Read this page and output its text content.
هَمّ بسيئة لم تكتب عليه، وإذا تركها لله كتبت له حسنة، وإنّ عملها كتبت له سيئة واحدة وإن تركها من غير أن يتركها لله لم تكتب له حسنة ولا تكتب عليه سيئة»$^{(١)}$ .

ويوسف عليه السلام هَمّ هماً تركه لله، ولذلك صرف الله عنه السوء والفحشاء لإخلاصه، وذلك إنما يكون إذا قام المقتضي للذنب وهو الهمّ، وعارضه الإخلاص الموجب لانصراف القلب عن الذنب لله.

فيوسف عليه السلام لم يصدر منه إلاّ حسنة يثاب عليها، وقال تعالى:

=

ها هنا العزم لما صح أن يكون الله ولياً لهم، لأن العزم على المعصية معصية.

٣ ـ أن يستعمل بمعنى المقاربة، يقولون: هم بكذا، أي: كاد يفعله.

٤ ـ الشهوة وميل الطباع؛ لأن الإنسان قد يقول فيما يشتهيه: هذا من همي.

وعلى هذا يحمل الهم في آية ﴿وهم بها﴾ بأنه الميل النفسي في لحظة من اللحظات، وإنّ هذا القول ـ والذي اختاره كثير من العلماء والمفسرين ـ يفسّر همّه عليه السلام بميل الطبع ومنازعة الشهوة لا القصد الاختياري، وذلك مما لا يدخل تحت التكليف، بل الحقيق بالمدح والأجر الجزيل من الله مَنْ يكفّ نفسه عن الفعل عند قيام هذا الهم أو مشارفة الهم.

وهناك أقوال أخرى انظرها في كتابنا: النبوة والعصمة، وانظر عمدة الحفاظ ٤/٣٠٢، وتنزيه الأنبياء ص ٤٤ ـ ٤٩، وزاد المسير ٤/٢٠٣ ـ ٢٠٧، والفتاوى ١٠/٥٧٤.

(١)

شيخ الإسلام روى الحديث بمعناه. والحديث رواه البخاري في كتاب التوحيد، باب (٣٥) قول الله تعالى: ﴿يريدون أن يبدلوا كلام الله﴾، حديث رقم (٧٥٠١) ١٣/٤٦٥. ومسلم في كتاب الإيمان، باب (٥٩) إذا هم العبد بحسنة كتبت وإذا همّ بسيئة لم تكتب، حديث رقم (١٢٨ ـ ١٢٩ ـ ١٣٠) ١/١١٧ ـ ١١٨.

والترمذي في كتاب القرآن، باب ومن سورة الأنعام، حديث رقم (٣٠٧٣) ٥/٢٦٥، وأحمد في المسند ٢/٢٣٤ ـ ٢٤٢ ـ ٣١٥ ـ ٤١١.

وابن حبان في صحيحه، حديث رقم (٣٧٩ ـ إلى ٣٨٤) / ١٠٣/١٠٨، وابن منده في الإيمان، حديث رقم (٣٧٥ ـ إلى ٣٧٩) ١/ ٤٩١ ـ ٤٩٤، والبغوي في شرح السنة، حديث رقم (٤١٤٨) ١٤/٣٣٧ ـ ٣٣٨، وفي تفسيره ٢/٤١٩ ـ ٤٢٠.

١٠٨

Problem:
Give the number of lines in the entries that include the string "وذلك", and nothing more.

The reply:
2